◆ Work required: Output the material beneath this task exactly, images excluded.

.....

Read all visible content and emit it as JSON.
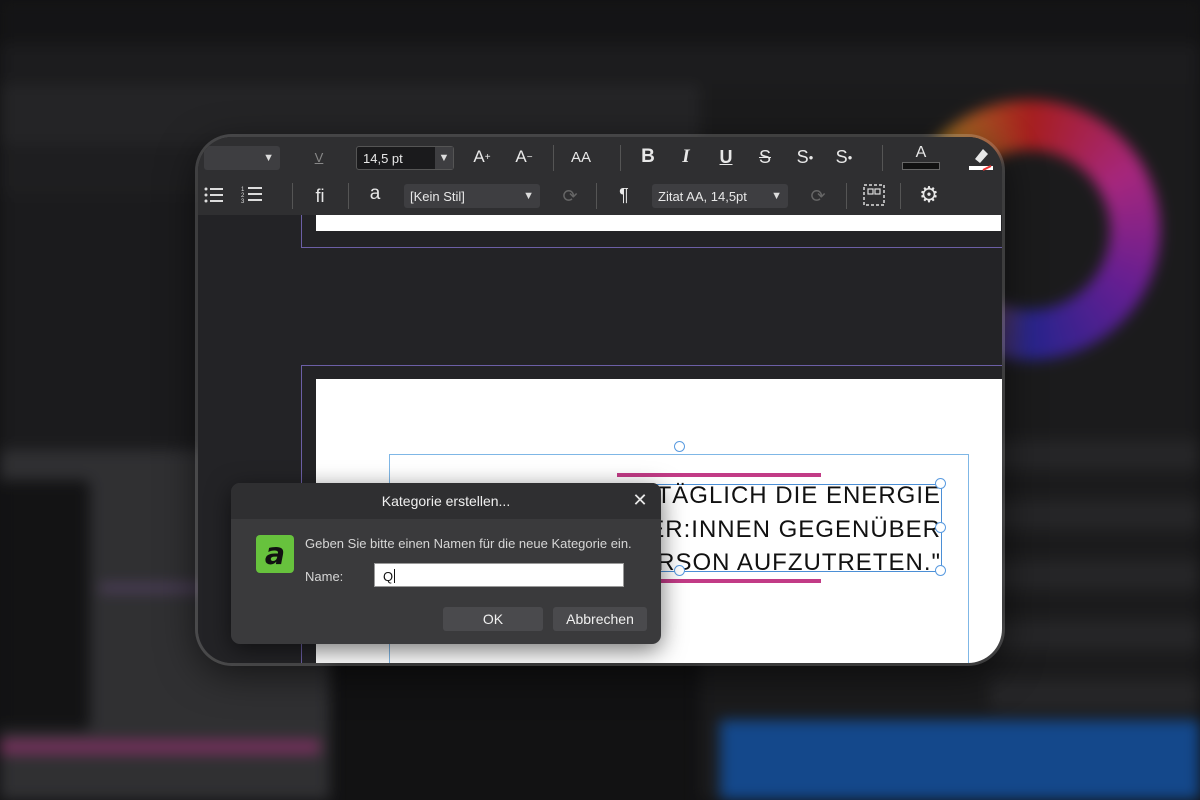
{
  "toolbar_row1": {
    "font_size_value": "14,5 pt",
    "case_label": "AA",
    "bold_label": "B",
    "italic_label": "I",
    "underline_label": "U",
    "strike_label": "S",
    "superscript_label": "S",
    "subscript_label": "S",
    "text_color_label": "A",
    "tracking_label": "V"
  },
  "toolbar_row2": {
    "ligature_label": "fi",
    "char_style_icon_label": "a",
    "char_style_value": "[Kein Stil]",
    "paragraph_mark": "¶",
    "paragraph_style_value": "Zitat AA, 14,5pt"
  },
  "document": {
    "quote_line1": "TÄGLICH DIE ENERGIE",
    "quote_line2": "ER:INNEN GEGENÜBER",
    "quote_line3": "ALS FÜHRUNGSPERSON AUFZUTRETEN.\""
  },
  "dialog": {
    "title": "Kategorie erstellen...",
    "close_symbol": "✕",
    "prompt": "Geben Sie bitte einen Namen für die neue Kategorie ein.",
    "name_label": "Name:",
    "name_value": "Q",
    "ok_label": "OK",
    "cancel_label": "Abbrechen"
  },
  "colors": {
    "accent_pink": "#c23b86",
    "selection_blue": "#4b8fd6",
    "logo_green": "#67c23d"
  }
}
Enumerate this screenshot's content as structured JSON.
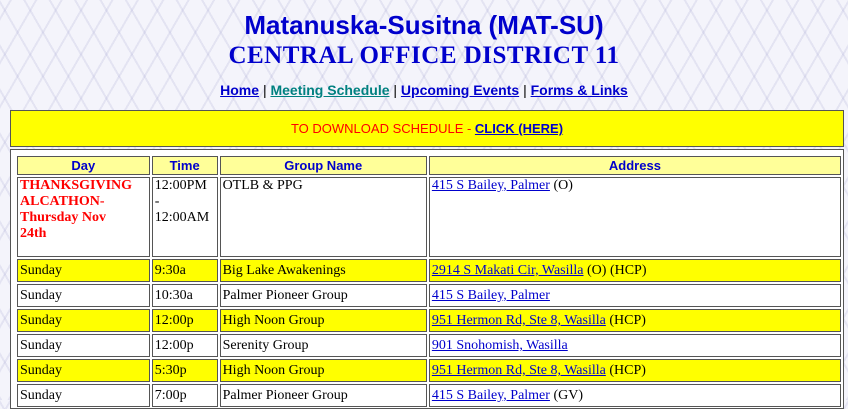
{
  "header": {
    "title": "Matanuska-Susitna (MAT-SU)",
    "subtitle": "CENTRAL OFFICE DISTRICT 11"
  },
  "nav": {
    "items": [
      "Home",
      "Meeting Schedule",
      "Upcoming Events",
      "Forms & Links"
    ],
    "separator": "|"
  },
  "download": {
    "label": "TO DOWNLOAD SCHEDULE - ",
    "link": "CLICK (HERE)"
  },
  "table": {
    "headers": [
      "Day",
      "Time",
      "Group Name",
      "Address"
    ],
    "special": {
      "day_line1": "THANKSGIVING",
      "day_line2": "ALCATHON-",
      "day_line3": "Thursday Nov",
      "day_line4": "24th",
      "time_start": "12:00PM",
      "time_dash": "-",
      "time_end": "12:00AM",
      "group": "OTLB & PPG",
      "address": "415 S Bailey, Palmer",
      "address_note": " (O)"
    },
    "rows": [
      {
        "day": "Sunday",
        "time": "9:30a",
        "group": "Big Lake Awakenings",
        "address": "2914 S Makati Cir, Wasilla",
        "note": " (O) (HCP)"
      },
      {
        "day": "Sunday",
        "time": "10:30a",
        "group": "Palmer Pioneer Group",
        "address": "415 S Bailey, Palmer",
        "note": ""
      },
      {
        "day": "Sunday",
        "time": "12:00p",
        "group": "High Noon Group",
        "address": "951 Hermon Rd, Ste 8, Wasilla",
        "note": " (HCP)"
      },
      {
        "day": "Sunday",
        "time": "12:00p",
        "group": "Serenity Group",
        "address": "901 Snohomish, Wasilla",
        "note": ""
      },
      {
        "day": "Sunday",
        "time": "5:30p",
        "group": "High Noon Group",
        "address": "951 Hermon Rd, Ste 8, Wasilla",
        "note": " (HCP)"
      },
      {
        "day": "Sunday",
        "time": "7:00p",
        "group": "Palmer Pioneer Group",
        "address": "415 S Bailey, Palmer",
        "note": " (GV)"
      }
    ]
  },
  "colors": {
    "title": "#0000cc",
    "row_highlight": "#ffff00",
    "header_bg": "#ffff99",
    "special_text": "#ff0000",
    "visited_link": "#008080"
  }
}
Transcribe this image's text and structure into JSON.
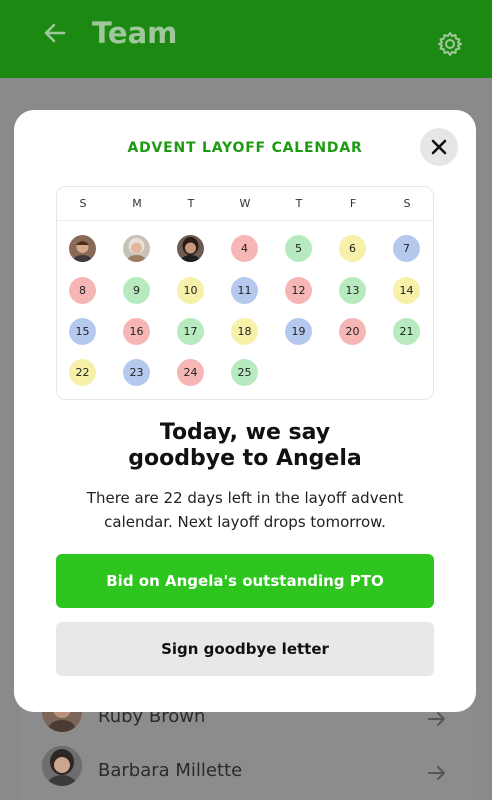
{
  "app": {
    "title": "Team",
    "back_icon": "arrow-left-icon",
    "settings_icon": "gear-icon",
    "bar_color": "#1c8a12"
  },
  "background_list": {
    "items": [
      {
        "name": "Ruby Brown"
      },
      {
        "name": "Barbara Millette"
      }
    ]
  },
  "modal": {
    "heading": "ADVENT LAYOFF CALENDAR",
    "close_icon": "close-icon",
    "calendar": {
      "weekdays": [
        "S",
        "M",
        "T",
        "W",
        "T",
        "F",
        "S"
      ],
      "photo_days": [
        "avatar-1",
        "avatar-2",
        "avatar-3"
      ],
      "days": [
        "4",
        "5",
        "6",
        "7",
        "8",
        "9",
        "10",
        "11",
        "12",
        "13",
        "14",
        "15",
        "16",
        "17",
        "18",
        "19",
        "20",
        "21",
        "22",
        "23",
        "24",
        "25"
      ],
      "day_colors": {
        "red": "#f6b6b6",
        "green": "#b8eabf",
        "yellow": "#f7f0a8",
        "blue": "#b5c9ef"
      }
    },
    "headline_line1": "Today, we say",
    "headline_line2": "goodbye to Angela",
    "body_line1": "There are 22 days left in the layoff advent",
    "body_line2": "calendar. Next layoff drops tomorrow.",
    "primary_button": "Bid on Angela's outstanding PTO",
    "secondary_button": "Sign goodbye letter",
    "accent_color": "#2ec51f"
  }
}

.....

◆ Right answer:
Read all visible content and emit it as JSON.
{
  "toolbar_row1": {
    "font_size_value": "14,5 pt",
    "case_label": "AA",
    "bold_label": "B",
    "italic_label": "I",
    "underline_label": "U",
    "strike_label": "S",
    "superscript_label": "S",
    "subscript_label": "S",
    "text_color_label": "A",
    "tracking_label": "V"
  },
  "toolbar_row2": {
    "ligature_label": "fi",
    "char_style_icon_label": "a",
    "char_style_value": "[Kein Stil]",
    "paragraph_mark": "¶",
    "paragraph_style_value": "Zitat AA, 14,5pt"
  },
  "document": {
    "quote_line1": "TÄGLICH DIE ENERGIE",
    "quote_line2": "ER:INNEN GEGENÜBER",
    "quote_line3": "ALS FÜHRUNGSPERSON AUFZUTRETEN.\""
  },
  "dialog": {
    "title": "Kategorie erstellen...",
    "close_symbol": "✕",
    "prompt": "Geben Sie bitte einen Namen für die neue Kategorie ein.",
    "name_label": "Name:",
    "name_value": "Q",
    "ok_label": "OK",
    "cancel_label": "Abbrechen"
  },
  "colors": {
    "accent_pink": "#c23b86",
    "selection_blue": "#4b8fd6",
    "logo_green": "#67c23d"
  }
}
Enumerate this screenshot's content as structured JSON.
{
  "header": {
    "title": "Matanuska-Susitna (MAT-SU)",
    "subtitle": "CENTRAL OFFICE DISTRICT 11"
  },
  "nav": {
    "items": [
      "Home",
      "Meeting Schedule",
      "Upcoming Events",
      "Forms & Links"
    ],
    "separator": "|"
  },
  "download": {
    "label": "TO DOWNLOAD SCHEDULE - ",
    "link": "CLICK (HERE)"
  },
  "table": {
    "headers": [
      "Day",
      "Time",
      "Group Name",
      "Address"
    ],
    "special": {
      "day_line1": "THANKSGIVING",
      "day_line2": "ALCATHON-",
      "day_line3": "Thursday Nov",
      "day_line4": "24th",
      "time_start": "12:00PM",
      "time_dash": "-",
      "time_end": "12:00AM",
      "group": "OTLB & PPG",
      "address": "415 S Bailey, Palmer",
      "address_note": " (O)"
    },
    "rows": [
      {
        "day": "Sunday",
        "time": "9:30a",
        "group": "Big Lake Awakenings",
        "address": "2914 S Makati Cir, Wasilla",
        "note": " (O) (HCP)"
      },
      {
        "day": "Sunday",
        "time": "10:30a",
        "group": "Palmer Pioneer Group",
        "address": "415 S Bailey, Palmer",
        "note": ""
      },
      {
        "day": "Sunday",
        "time": "12:00p",
        "group": "High Noon Group",
        "address": "951 Hermon Rd, Ste 8, Wasilla",
        "note": " (HCP)"
      },
      {
        "day": "Sunday",
        "time": "12:00p",
        "group": "Serenity Group",
        "address": "901 Snohomish, Wasilla",
        "note": ""
      },
      {
        "day": "Sunday",
        "time": "5:30p",
        "group": "High Noon Group",
        "address": "951 Hermon Rd, Ste 8, Wasilla",
        "note": " (HCP)"
      },
      {
        "day": "Sunday",
        "time": "7:00p",
        "group": "Palmer Pioneer Group",
        "address": "415 S Bailey, Palmer",
        "note": " (GV)"
      }
    ]
  },
  "colors": {
    "title": "#0000cc",
    "row_highlight": "#ffff00",
    "header_bg": "#ffff99",
    "special_text": "#ff0000",
    "visited_link": "#008080"
  }
}
Transcribe this image's text and structure into JSON.
{
  "app": {
    "title": "Team",
    "back_icon": "arrow-left-icon",
    "settings_icon": "gear-icon",
    "bar_color": "#1c8a12"
  },
  "background_list": {
    "items": [
      {
        "name": "Ruby Brown"
      },
      {
        "name": "Barbara Millette"
      }
    ]
  },
  "modal": {
    "heading": "ADVENT LAYOFF CALENDAR",
    "close_icon": "close-icon",
    "calendar": {
      "weekdays": [
        "S",
        "M",
        "T",
        "W",
        "T",
        "F",
        "S"
      ],
      "photo_days": [
        "avatar-1",
        "avatar-2",
        "avatar-3"
      ],
      "days": [
        "4",
        "5",
        "6",
        "7",
        "8",
        "9",
        "10",
        "11",
        "12",
        "13",
        "14",
        "15",
        "16",
        "17",
        "18",
        "19",
        "20",
        "21",
        "22",
        "23",
        "24",
        "25"
      ],
      "day_colors": {
        "red": "#f6b6b6",
        "green": "#b8eabf",
        "yellow": "#f7f0a8",
        "blue": "#b5c9ef"
      }
    },
    "headline_line1": "Today, we say",
    "headline_line2": "goodbye to Angela",
    "body_line1": "There are 22 days left in the layoff advent",
    "body_line2": "calendar. Next layoff drops tomorrow.",
    "primary_button": "Bid on Angela's outstanding PTO",
    "secondary_button": "Sign goodbye letter",
    "accent_color": "#2ec51f"
  }
}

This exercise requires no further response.